[Dataset items]
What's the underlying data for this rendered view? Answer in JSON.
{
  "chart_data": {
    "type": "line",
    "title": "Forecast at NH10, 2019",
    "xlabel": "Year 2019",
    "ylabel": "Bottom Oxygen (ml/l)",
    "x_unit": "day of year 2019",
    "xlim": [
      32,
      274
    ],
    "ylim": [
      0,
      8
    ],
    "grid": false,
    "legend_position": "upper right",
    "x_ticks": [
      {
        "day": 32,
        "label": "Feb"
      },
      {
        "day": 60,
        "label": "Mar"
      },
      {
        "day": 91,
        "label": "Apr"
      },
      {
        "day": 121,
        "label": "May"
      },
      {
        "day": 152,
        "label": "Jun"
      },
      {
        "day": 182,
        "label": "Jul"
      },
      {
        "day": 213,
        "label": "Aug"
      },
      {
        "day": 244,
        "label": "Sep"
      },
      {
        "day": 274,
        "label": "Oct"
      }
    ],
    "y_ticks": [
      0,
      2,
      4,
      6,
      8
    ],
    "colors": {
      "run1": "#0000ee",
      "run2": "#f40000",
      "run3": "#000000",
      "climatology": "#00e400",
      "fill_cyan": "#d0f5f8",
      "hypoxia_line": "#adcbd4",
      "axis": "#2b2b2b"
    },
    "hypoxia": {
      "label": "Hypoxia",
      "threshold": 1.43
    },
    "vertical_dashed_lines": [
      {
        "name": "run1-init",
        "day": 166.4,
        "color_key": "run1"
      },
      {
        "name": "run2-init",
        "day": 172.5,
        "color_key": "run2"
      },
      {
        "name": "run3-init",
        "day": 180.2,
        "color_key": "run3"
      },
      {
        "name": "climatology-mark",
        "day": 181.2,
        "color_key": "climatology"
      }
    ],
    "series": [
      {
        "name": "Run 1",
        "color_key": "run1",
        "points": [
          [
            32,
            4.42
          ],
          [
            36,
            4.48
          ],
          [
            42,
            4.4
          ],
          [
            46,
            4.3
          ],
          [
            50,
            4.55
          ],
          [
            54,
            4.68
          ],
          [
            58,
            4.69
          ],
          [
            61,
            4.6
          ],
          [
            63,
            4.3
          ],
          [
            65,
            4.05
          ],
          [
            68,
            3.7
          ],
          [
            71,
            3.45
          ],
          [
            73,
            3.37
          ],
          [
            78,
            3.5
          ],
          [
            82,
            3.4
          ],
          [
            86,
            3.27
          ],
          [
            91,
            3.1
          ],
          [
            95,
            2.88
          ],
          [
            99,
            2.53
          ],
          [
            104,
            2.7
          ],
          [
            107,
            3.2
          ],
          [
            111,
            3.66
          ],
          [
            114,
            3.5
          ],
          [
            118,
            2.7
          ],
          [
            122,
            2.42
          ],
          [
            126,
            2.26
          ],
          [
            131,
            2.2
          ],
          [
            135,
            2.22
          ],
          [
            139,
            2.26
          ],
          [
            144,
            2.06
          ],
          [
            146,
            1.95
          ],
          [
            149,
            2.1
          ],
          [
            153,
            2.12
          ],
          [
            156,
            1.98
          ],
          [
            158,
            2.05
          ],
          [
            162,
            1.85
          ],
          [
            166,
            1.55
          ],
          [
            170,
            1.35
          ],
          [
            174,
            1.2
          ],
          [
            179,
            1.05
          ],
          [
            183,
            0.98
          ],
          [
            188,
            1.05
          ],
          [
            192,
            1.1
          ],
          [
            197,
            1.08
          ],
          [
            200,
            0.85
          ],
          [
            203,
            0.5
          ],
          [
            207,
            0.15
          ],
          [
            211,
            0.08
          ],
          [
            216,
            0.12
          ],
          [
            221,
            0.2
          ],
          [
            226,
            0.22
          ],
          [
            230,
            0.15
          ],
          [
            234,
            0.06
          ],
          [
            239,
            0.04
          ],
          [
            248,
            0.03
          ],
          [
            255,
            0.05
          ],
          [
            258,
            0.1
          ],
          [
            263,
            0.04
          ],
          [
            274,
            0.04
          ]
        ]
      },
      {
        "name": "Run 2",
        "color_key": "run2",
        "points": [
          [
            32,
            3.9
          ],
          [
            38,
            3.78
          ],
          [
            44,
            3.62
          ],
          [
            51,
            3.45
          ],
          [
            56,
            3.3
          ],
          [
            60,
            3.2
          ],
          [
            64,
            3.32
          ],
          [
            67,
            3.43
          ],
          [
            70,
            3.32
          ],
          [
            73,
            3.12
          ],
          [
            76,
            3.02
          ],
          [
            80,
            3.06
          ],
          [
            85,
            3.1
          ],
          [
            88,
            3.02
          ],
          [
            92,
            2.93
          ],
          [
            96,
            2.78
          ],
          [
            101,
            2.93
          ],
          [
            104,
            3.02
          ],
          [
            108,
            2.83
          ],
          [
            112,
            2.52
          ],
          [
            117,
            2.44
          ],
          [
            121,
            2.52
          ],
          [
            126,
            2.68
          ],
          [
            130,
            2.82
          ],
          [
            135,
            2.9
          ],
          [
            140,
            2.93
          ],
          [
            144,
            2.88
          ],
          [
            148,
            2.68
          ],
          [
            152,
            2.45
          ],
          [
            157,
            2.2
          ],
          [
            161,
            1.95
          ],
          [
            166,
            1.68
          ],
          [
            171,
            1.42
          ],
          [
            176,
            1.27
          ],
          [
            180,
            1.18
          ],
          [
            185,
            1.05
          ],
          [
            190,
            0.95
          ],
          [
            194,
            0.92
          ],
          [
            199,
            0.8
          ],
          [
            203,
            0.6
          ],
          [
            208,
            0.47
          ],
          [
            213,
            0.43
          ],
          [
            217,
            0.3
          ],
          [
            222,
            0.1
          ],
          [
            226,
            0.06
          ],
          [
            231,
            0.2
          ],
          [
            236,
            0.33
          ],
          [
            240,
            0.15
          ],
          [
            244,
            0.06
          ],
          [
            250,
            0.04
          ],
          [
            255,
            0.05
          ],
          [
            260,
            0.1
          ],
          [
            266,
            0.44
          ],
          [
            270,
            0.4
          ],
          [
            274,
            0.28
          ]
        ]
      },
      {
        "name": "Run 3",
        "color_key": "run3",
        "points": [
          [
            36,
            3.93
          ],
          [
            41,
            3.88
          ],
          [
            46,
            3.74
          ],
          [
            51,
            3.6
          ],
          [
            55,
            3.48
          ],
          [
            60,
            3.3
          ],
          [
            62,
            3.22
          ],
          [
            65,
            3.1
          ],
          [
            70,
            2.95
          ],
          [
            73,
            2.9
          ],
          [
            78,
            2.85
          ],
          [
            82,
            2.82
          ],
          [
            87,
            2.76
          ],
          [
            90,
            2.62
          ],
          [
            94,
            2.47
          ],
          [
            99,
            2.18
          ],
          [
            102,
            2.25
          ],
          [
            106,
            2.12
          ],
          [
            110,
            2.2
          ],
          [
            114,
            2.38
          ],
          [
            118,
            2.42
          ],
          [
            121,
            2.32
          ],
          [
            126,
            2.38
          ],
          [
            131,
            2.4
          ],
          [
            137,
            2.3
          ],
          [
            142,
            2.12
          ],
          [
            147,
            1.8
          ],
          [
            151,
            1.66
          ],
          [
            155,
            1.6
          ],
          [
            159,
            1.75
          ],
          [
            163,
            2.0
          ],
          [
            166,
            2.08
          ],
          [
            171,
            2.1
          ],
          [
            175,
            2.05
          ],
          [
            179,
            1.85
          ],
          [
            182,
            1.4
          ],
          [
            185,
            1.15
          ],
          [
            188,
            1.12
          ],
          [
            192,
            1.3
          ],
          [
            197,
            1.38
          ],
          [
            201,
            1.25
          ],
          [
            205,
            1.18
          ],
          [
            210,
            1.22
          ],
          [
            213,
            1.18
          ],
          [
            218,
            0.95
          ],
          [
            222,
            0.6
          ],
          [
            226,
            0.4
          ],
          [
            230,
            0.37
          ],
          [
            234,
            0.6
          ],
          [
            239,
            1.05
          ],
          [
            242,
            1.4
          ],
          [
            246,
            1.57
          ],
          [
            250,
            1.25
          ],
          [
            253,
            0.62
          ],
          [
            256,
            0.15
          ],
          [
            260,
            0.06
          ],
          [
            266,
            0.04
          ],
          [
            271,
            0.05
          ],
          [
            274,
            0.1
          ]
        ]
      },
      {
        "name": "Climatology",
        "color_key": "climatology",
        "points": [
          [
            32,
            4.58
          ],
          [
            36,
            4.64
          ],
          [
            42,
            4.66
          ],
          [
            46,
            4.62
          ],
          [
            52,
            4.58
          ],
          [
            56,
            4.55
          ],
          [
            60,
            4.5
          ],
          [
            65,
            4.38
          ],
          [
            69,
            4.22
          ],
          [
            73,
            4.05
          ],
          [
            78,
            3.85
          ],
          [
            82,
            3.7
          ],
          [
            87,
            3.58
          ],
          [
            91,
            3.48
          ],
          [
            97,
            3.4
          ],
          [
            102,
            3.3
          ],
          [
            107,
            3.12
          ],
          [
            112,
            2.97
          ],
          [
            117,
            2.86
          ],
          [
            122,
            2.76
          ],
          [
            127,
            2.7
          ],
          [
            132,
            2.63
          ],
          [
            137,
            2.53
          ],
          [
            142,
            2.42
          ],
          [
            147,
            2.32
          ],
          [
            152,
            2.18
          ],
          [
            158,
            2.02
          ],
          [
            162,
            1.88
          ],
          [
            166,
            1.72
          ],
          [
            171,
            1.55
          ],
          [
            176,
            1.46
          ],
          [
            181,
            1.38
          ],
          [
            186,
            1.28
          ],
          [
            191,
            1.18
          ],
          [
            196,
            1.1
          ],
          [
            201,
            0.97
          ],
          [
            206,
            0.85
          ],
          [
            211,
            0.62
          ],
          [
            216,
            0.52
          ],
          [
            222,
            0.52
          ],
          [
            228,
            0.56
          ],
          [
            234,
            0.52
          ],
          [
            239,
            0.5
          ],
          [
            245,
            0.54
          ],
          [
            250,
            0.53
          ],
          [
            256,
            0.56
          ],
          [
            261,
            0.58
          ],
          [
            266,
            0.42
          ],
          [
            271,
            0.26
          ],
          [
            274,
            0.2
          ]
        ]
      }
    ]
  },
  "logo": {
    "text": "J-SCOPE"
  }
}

WHAT TO WORK ON
How many of these lines contain "init"? Write only the number.

ANSWER TO THE TASK
3